» **Work to do**
All lines holding the string "المخصوص" are to be shown.

[Saved entries]
:::
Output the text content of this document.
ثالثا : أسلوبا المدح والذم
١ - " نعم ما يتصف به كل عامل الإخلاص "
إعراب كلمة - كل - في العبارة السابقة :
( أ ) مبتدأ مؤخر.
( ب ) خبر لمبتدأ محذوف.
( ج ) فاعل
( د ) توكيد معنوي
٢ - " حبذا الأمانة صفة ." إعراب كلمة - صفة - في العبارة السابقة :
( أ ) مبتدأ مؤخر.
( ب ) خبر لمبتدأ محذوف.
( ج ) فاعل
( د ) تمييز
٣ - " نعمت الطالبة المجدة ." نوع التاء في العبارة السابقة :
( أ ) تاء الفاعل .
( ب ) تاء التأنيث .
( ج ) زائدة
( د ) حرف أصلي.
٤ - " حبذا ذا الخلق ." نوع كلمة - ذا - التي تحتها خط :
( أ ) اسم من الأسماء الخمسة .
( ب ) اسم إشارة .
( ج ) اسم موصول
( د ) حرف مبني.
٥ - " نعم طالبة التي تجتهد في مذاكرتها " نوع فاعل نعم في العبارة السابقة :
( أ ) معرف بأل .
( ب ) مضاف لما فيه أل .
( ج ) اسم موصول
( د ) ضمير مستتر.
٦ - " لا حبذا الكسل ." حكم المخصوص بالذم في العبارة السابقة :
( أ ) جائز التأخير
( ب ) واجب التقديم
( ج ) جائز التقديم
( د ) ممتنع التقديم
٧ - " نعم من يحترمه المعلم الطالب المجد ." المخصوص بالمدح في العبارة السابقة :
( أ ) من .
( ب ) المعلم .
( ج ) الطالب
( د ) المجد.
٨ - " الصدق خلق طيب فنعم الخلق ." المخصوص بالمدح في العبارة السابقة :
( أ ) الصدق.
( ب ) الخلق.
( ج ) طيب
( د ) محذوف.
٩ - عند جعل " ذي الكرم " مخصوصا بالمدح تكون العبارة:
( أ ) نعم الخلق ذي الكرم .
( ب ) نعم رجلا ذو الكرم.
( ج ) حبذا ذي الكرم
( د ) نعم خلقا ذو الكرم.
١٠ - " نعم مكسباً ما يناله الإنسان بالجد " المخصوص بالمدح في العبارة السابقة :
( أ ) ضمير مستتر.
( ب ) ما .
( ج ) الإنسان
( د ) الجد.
:::
» **Expected answer**
٦ - " لا حبذا الكسل ." حكم المخصوص بالذم في العبارة السابقة :
٧ - " نعم من يحترمه المعلم الطالب المجد ." المخصوص بالمدح في العبارة السابقة :
٨ - " الصدق خلق طيب فنعم الخلق ." المخصوص بالمدح في العبارة السابقة :
١٠ - " نعم مكسباً ما يناله الإنسان بالجد " المخصوص بالمدح في العبارة السابقة :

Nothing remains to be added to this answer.